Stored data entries
-- BEGIN --
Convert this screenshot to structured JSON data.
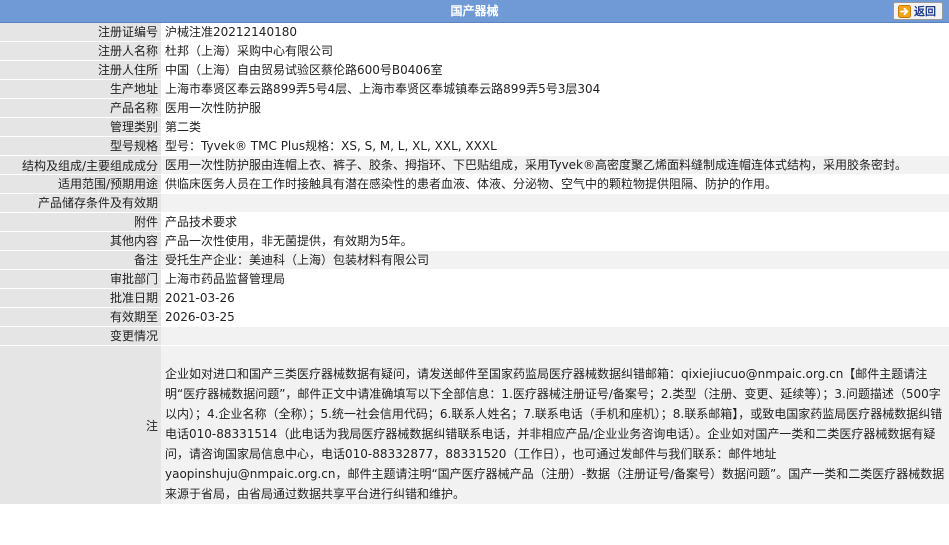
{
  "header": {
    "title": "国产器械",
    "back_label": "返回",
    "back_icon": "arrow-right-icon",
    "bar_color": "#6f9ad6"
  },
  "fields": [
    {
      "label": "注册证编号",
      "value": "沪械注准20212140180"
    },
    {
      "label": "注册人名称",
      "value": "杜邦（上海）采购中心有限公司"
    },
    {
      "label": "注册人住所",
      "value": "中国（上海）自由贸易试验区蔡伦路600号B0406室"
    },
    {
      "label": "生产地址",
      "value": "上海市奉贤区奉云路899弄5号4层、上海市奉贤区奉城镇奉云路899弄5号3层304"
    },
    {
      "label": "产品名称",
      "value": "医用一次性防护服"
    },
    {
      "label": "管理类别",
      "value": "第二类"
    },
    {
      "label": "型号规格",
      "value": "型号：Tyvek® TMC Plus规格：XS, S, M, L, XL, XXL, XXXL"
    },
    {
      "label": "结构及组成/主要组成成分",
      "value": "医用一次性防护服由连帽上衣、裤子、胶条、拇指环、下巴贴组成，采用Tyvek®高密度聚乙烯面料缝制成连帽连体式结构，采用胶条密封。"
    },
    {
      "label": "适用范围/预期用途",
      "value": "供临床医务人员在工作时接触具有潜在感染性的患者血液、体液、分泌物、空气中的颗粒物提供阻隔、防护的作用。"
    },
    {
      "label": "产品储存条件及有效期",
      "value": ""
    },
    {
      "label": "附件",
      "value": "产品技术要求"
    },
    {
      "label": "其他内容",
      "value": "产品一次性使用，非无菌提供，有效期为5年。"
    },
    {
      "label": "备注",
      "value": "受托生产企业：美迪科（上海）包装材料有限公司"
    },
    {
      "label": "审批部门",
      "value": "上海市药品监督管理局"
    },
    {
      "label": "批准日期",
      "value": "2021-03-26"
    },
    {
      "label": "有效期至",
      "value": "2026-03-25"
    },
    {
      "label": "变更情况",
      "value": ""
    }
  ],
  "note": {
    "label": "注",
    "text": "企业如对进口和国产三类医疗器械数据有疑问，请发送邮件至国家药监局医疗器械数据纠错邮箱：qixiejiucuo@nmpaic.org.cn【邮件主题请注明“医疗器械数据问题”，邮件正文中请准确填写以下全部信息：1.医疗器械注册证号/备案号；2.类型（注册、变更、延续等）；3.问题描述（500字以内）；4.企业名称（全称）；5.统一社会信用代码；6.联系人姓名；7.联系电话（手机和座机）；8.联系邮箱】，或致电国家药监局医疗器械数据纠错电话010-88331514（此电话为我局医疗器械数据纠错联系电话，并非相应产品/企业业务咨询电话）。企业如对国产一类和二类医疗器械数据有疑问，请咨询国家局信息中心，电话010-88332877，88331520（工作日），也可通过发邮件与我们联系：邮件地址yaopinshuju@nmpaic.org.cn，邮件主题请注明“国产医疗器械产品（注册）-数据（注册证号/备案号）数据问题”。国产一类和二类医疗器械数据来源于省局，由省局通过数据共享平台进行纠错和维护。"
  }
}
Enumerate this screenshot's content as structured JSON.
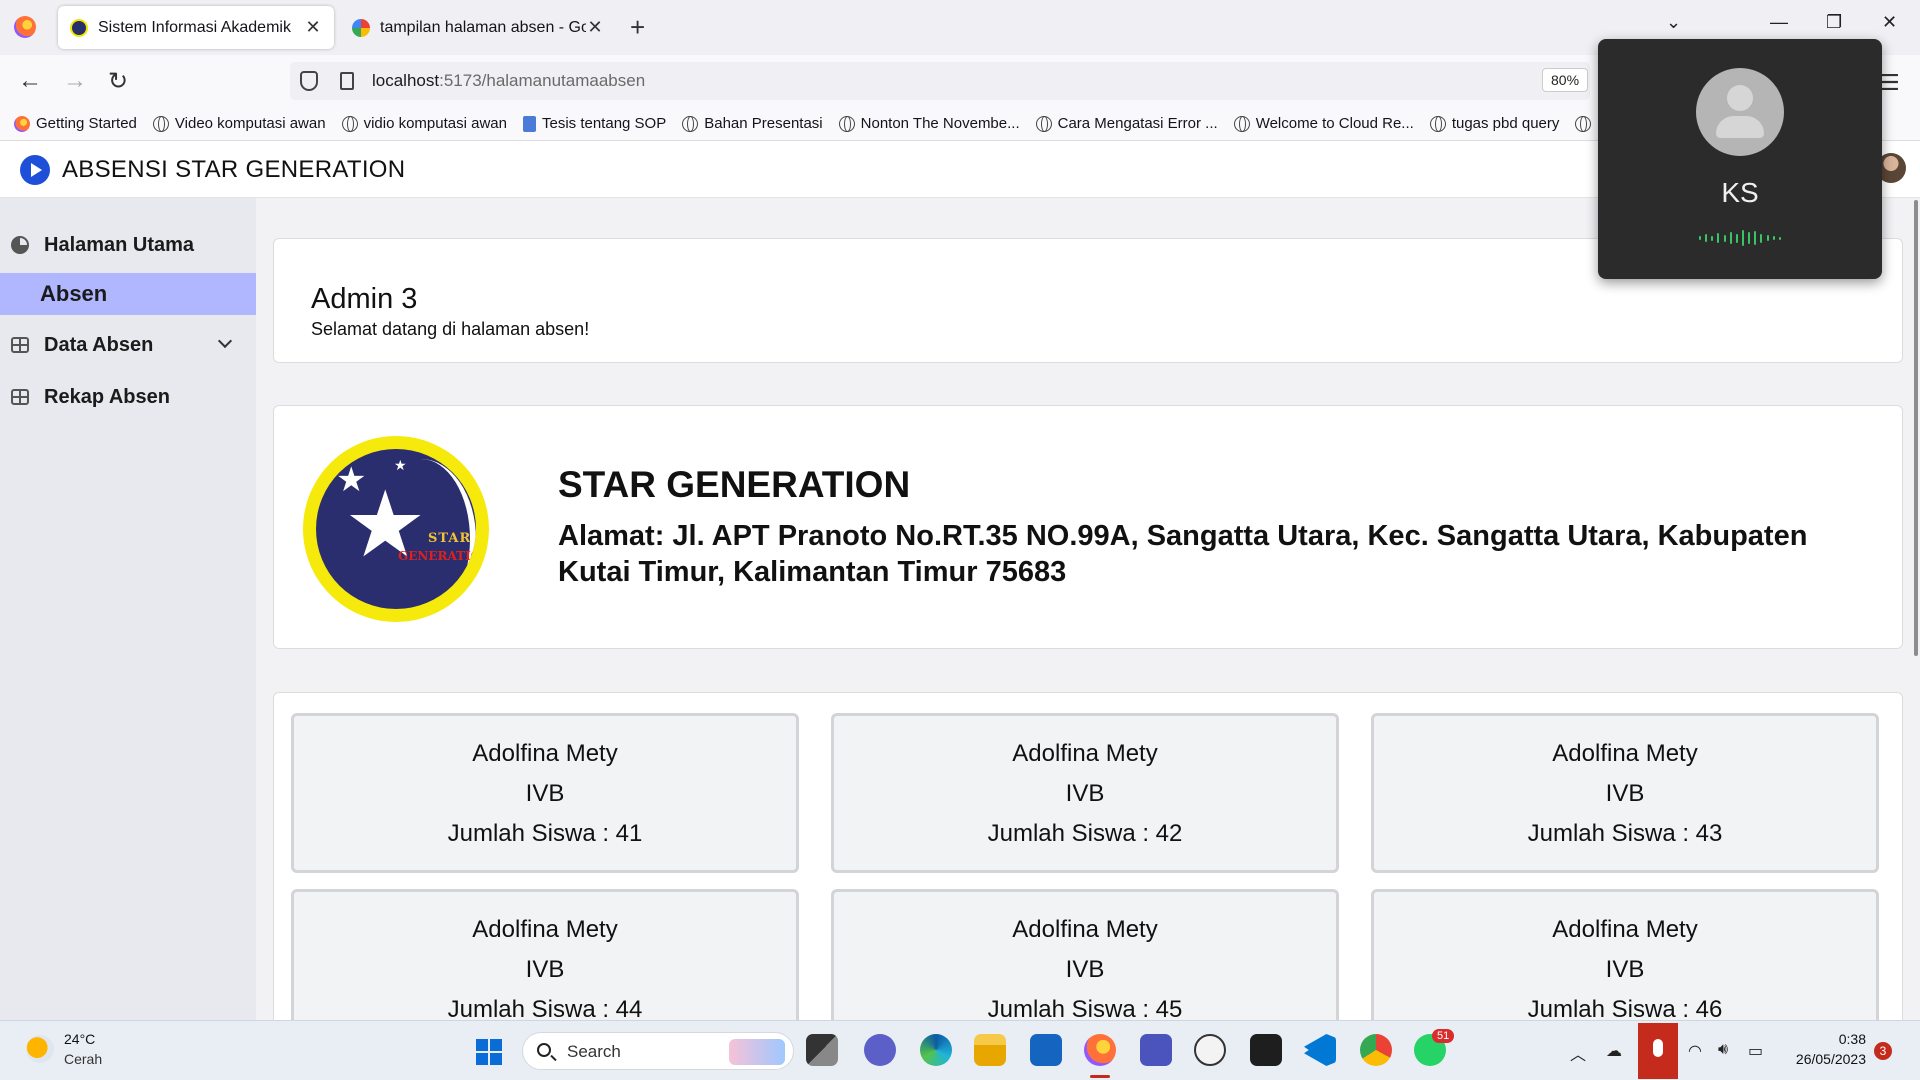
{
  "browser": {
    "tabs": [
      {
        "title": "Sistem Informasi Akademik",
        "active": true
      },
      {
        "title": "tampilan halaman absen - Goo",
        "active": false
      }
    ],
    "url_host": "localhost",
    "url_path": ":5173/halamanutamaabsen",
    "zoom": "80%",
    "bookmarks": [
      {
        "label": "Getting Started",
        "icon": "firefox-icon"
      },
      {
        "label": "Video komputasi awan",
        "icon": "globe-icon"
      },
      {
        "label": "vidio komputasi awan",
        "icon": "globe-icon"
      },
      {
        "label": "Tesis tentang SOP",
        "icon": "document-icon"
      },
      {
        "label": "Bahan Presentasi",
        "icon": "globe-icon"
      },
      {
        "label": "Nonton The Novembe...",
        "icon": "globe-icon"
      },
      {
        "label": "Cara Mengatasi Error ...",
        "icon": "globe-icon"
      },
      {
        "label": "Welcome to Cloud Re...",
        "icon": "globe-icon"
      },
      {
        "label": "tugas pbd query",
        "icon": "globe-icon"
      }
    ]
  },
  "app": {
    "title": "ABSENSI STAR GENERATION",
    "accent_color": "#b0b7ff"
  },
  "sidebar": {
    "items": [
      {
        "label": "Halaman Utama",
        "icon": "pie-chart-icon"
      },
      {
        "label": "Absen",
        "active": true
      },
      {
        "label": "Data Absen",
        "icon": "table-icon",
        "has_dropdown": true
      },
      {
        "label": "Rekap Absen",
        "icon": "table-icon"
      }
    ]
  },
  "welcome": {
    "name": "Admin 3",
    "subtitle": "Selamat datang di halaman absen!"
  },
  "school": {
    "name": "STAR GENERATION",
    "address": "Alamat: Jl. APT Pranoto No.RT.35 NO.99A, Sangatta Utara, Kec. Sangatta Utara, Kabupaten Kutai Timur, Kalimantan Timur 75683",
    "logo_text_1": "STAR",
    "logo_text_2": "GENERATION"
  },
  "classes": [
    {
      "teacher": "Adolfina Mety",
      "class": "IVB",
      "count": "Jumlah Siswa : 41"
    },
    {
      "teacher": "Adolfina Mety",
      "class": "IVB",
      "count": "Jumlah Siswa : 42"
    },
    {
      "teacher": "Adolfina Mety",
      "class": "IVB",
      "count": "Jumlah Siswa : 43"
    },
    {
      "teacher": "Adolfina Mety",
      "class": "IVB",
      "count": "Jumlah Siswa : 44"
    },
    {
      "teacher": "Adolfina Mety",
      "class": "IVB",
      "count": "Jumlah Siswa : 45"
    },
    {
      "teacher": "Adolfina Mety",
      "class": "IVB",
      "count": "Jumlah Siswa : 46"
    }
  ],
  "call": {
    "initials": "KS"
  },
  "taskbar": {
    "temperature": "24°C",
    "condition": "Cerah",
    "search_placeholder": "Search",
    "whatsapp_badge": "51",
    "time": "0:38",
    "date": "26/05/2023",
    "notifications": "3"
  }
}
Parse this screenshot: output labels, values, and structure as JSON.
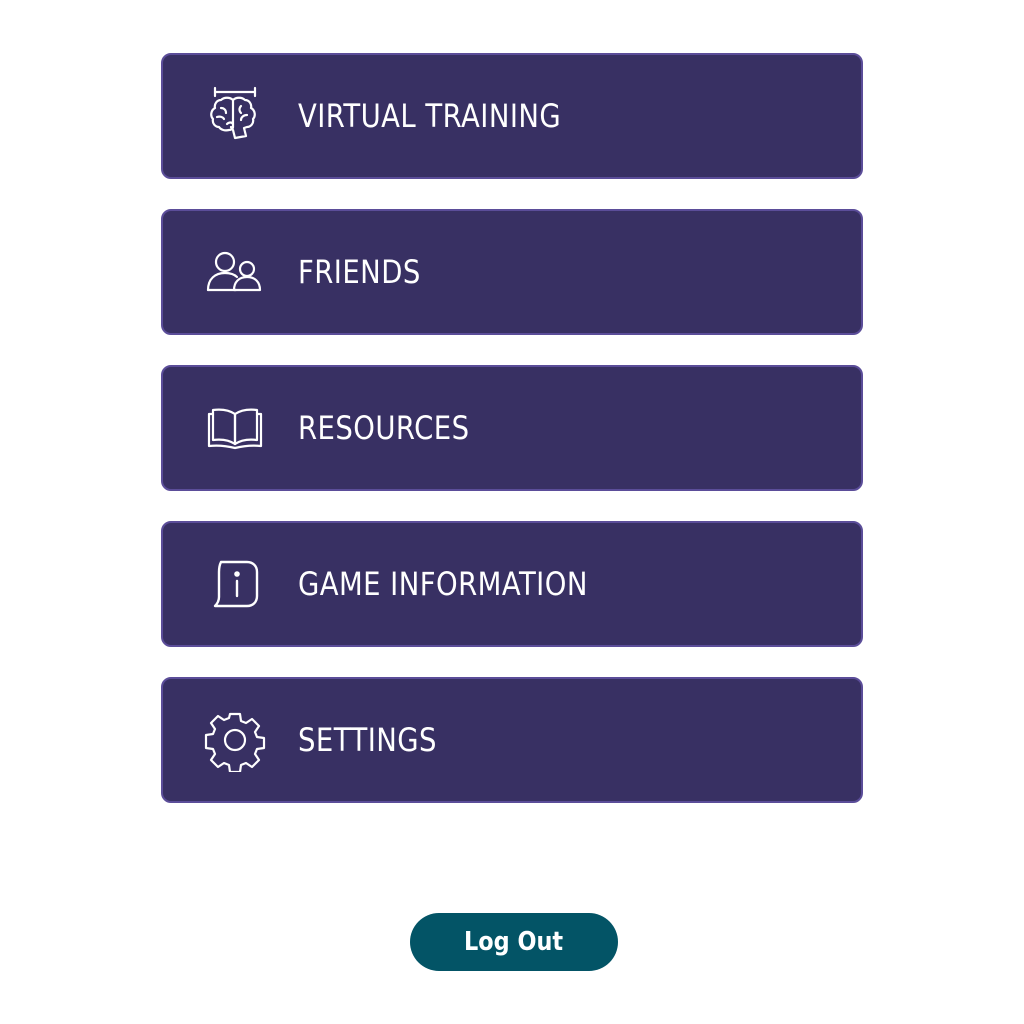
{
  "menu": {
    "items": [
      {
        "label": "VIRTUAL TRAINING",
        "icon": "brain-icon"
      },
      {
        "label": "FRIENDS",
        "icon": "friends-icon"
      },
      {
        "label": "RESOURCES",
        "icon": "book-icon"
      },
      {
        "label": "GAME INFORMATION",
        "icon": "info-icon"
      },
      {
        "label": "SETTINGS",
        "icon": "gear-icon"
      }
    ]
  },
  "logout": {
    "label": "Log Out"
  },
  "colors": {
    "menu_background": "#383063",
    "menu_border": "#5b4d99",
    "logout_background": "#035466",
    "text": "#ffffff",
    "page_background": "#ffffff"
  }
}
-- END --
■ TASK TO CARRY OUT:
Transcribe the complete set of entries verbatim. No pictures belong in the copy.

■ EXPECTED ANSWER:
Convert this screenshot to structured JSON data.
{
  "header": {
    "title": "国产器械",
    "back_label": "返回",
    "back_icon": "arrow-right-icon",
    "bar_color": "#6f9ad6"
  },
  "fields": [
    {
      "label": "注册证编号",
      "value": "沪械注准20212140180"
    },
    {
      "label": "注册人名称",
      "value": "杜邦（上海）采购中心有限公司"
    },
    {
      "label": "注册人住所",
      "value": "中国（上海）自由贸易试验区蔡伦路600号B0406室"
    },
    {
      "label": "生产地址",
      "value": "上海市奉贤区奉云路899弄5号4层、上海市奉贤区奉城镇奉云路899弄5号3层304"
    },
    {
      "label": "产品名称",
      "value": "医用一次性防护服"
    },
    {
      "label": "管理类别",
      "value": "第二类"
    },
    {
      "label": "型号规格",
      "value": "型号：Tyvek® TMC Plus规格：XS, S, M, L, XL, XXL, XXXL"
    },
    {
      "label": "结构及组成/主要组成成分",
      "value": "医用一次性防护服由连帽上衣、裤子、胶条、拇指环、下巴贴组成，采用Tyvek®高密度聚乙烯面料缝制成连帽连体式结构，采用胶条密封。"
    },
    {
      "label": "适用范围/预期用途",
      "value": "供临床医务人员在工作时接触具有潜在感染性的患者血液、体液、分泌物、空气中的颗粒物提供阻隔、防护的作用。"
    },
    {
      "label": "产品储存条件及有效期",
      "value": ""
    },
    {
      "label": "附件",
      "value": "产品技术要求"
    },
    {
      "label": "其他内容",
      "value": "产品一次性使用，非无菌提供，有效期为5年。"
    },
    {
      "label": "备注",
      "value": "受托生产企业：美迪科（上海）包装材料有限公司"
    },
    {
      "label": "审批部门",
      "value": "上海市药品监督管理局"
    },
    {
      "label": "批准日期",
      "value": "2021-03-26"
    },
    {
      "label": "有效期至",
      "value": "2026-03-25"
    },
    {
      "label": "变更情况",
      "value": ""
    }
  ],
  "note": {
    "label": "注",
    "text": "企业如对进口和国产三类医疗器械数据有疑问，请发送邮件至国家药监局医疗器械数据纠错邮箱：qixiejiucuo@nmpaic.org.cn【邮件主题请注明“医疗器械数据问题”，邮件正文中请准确填写以下全部信息：1.医疗器械注册证号/备案号；2.类型（注册、变更、延续等）；3.问题描述（500字以内）；4.企业名称（全称）；5.统一社会信用代码；6.联系人姓名；7.联系电话（手机和座机）；8.联系邮箱】，或致电国家药监局医疗器械数据纠错电话010-88331514（此电话为我局医疗器械数据纠错联系电话，并非相应产品/企业业务咨询电话）。企业如对国产一类和二类医疗器械数据有疑问，请咨询国家局信息中心，电话010-88332877，88331520（工作日），也可通过发邮件与我们联系：邮件地址yaopinshuju@nmpaic.org.cn，邮件主题请注明“国产医疗器械产品（注册）-数据（注册证号/备案号）数据问题”。国产一类和二类医疗器械数据来源于省局，由省局通过数据共享平台进行纠错和维护。"
  }
}
Enumerate this screenshot's content as structured JSON.
{
  "browser": {
    "tabs": [
      {
        "title": "Sistem Informasi Akademik",
        "active": true
      },
      {
        "title": "tampilan halaman absen - Goo",
        "active": false
      }
    ],
    "url_host": "localhost",
    "url_path": ":5173/halamanutamaabsen",
    "zoom": "80%",
    "bookmarks": [
      {
        "label": "Getting Started",
        "icon": "firefox-icon"
      },
      {
        "label": "Video komputasi awan",
        "icon": "globe-icon"
      },
      {
        "label": "vidio komputasi awan",
        "icon": "globe-icon"
      },
      {
        "label": "Tesis tentang SOP",
        "icon": "document-icon"
      },
      {
        "label": "Bahan Presentasi",
        "icon": "globe-icon"
      },
      {
        "label": "Nonton The Novembe...",
        "icon": "globe-icon"
      },
      {
        "label": "Cara Mengatasi Error ...",
        "icon": "globe-icon"
      },
      {
        "label": "Welcome to Cloud Re...",
        "icon": "globe-icon"
      },
      {
        "label": "tugas pbd query",
        "icon": "globe-icon"
      }
    ]
  },
  "app": {
    "title": "ABSENSI STAR GENERATION",
    "accent_color": "#b0b7ff"
  },
  "sidebar": {
    "items": [
      {
        "label": "Halaman Utama",
        "icon": "pie-chart-icon"
      },
      {
        "label": "Absen",
        "active": true
      },
      {
        "label": "Data Absen",
        "icon": "table-icon",
        "has_dropdown": true
      },
      {
        "label": "Rekap Absen",
        "icon": "table-icon"
      }
    ]
  },
  "welcome": {
    "name": "Admin 3",
    "subtitle": "Selamat datang di halaman absen!"
  },
  "school": {
    "name": "STAR GENERATION",
    "address": "Alamat: Jl. APT Pranoto No.RT.35 NO.99A, Sangatta Utara, Kec. Sangatta Utara, Kabupaten Kutai Timur, Kalimantan Timur 75683",
    "logo_text_1": "STAR",
    "logo_text_2": "GENERATION"
  },
  "classes": [
    {
      "teacher": "Adolfina Mety",
      "class": "IVB",
      "count": "Jumlah Siswa : 41"
    },
    {
      "teacher": "Adolfina Mety",
      "class": "IVB",
      "count": "Jumlah Siswa : 42"
    },
    {
      "teacher": "Adolfina Mety",
      "class": "IVB",
      "count": "Jumlah Siswa : 43"
    },
    {
      "teacher": "Adolfina Mety",
      "class": "IVB",
      "count": "Jumlah Siswa : 44"
    },
    {
      "teacher": "Adolfina Mety",
      "class": "IVB",
      "count": "Jumlah Siswa : 45"
    },
    {
      "teacher": "Adolfina Mety",
      "class": "IVB",
      "count": "Jumlah Siswa : 46"
    }
  ],
  "call": {
    "initials": "KS"
  },
  "taskbar": {
    "temperature": "24°C",
    "condition": "Cerah",
    "search_placeholder": "Search",
    "whatsapp_badge": "51",
    "time": "0:38",
    "date": "26/05/2023",
    "notifications": "3"
  }
}
Parse this screenshot: output labels, values, and structure as JSON.
{
  "menu": {
    "items": [
      {
        "label": "VIRTUAL TRAINING",
        "icon": "brain-icon"
      },
      {
        "label": "FRIENDS",
        "icon": "friends-icon"
      },
      {
        "label": "RESOURCES",
        "icon": "book-icon"
      },
      {
        "label": "GAME INFORMATION",
        "icon": "info-icon"
      },
      {
        "label": "SETTINGS",
        "icon": "gear-icon"
      }
    ]
  },
  "logout": {
    "label": "Log Out"
  },
  "colors": {
    "menu_background": "#383063",
    "menu_border": "#5b4d99",
    "logout_background": "#035466",
    "text": "#ffffff",
    "page_background": "#ffffff"
  }
}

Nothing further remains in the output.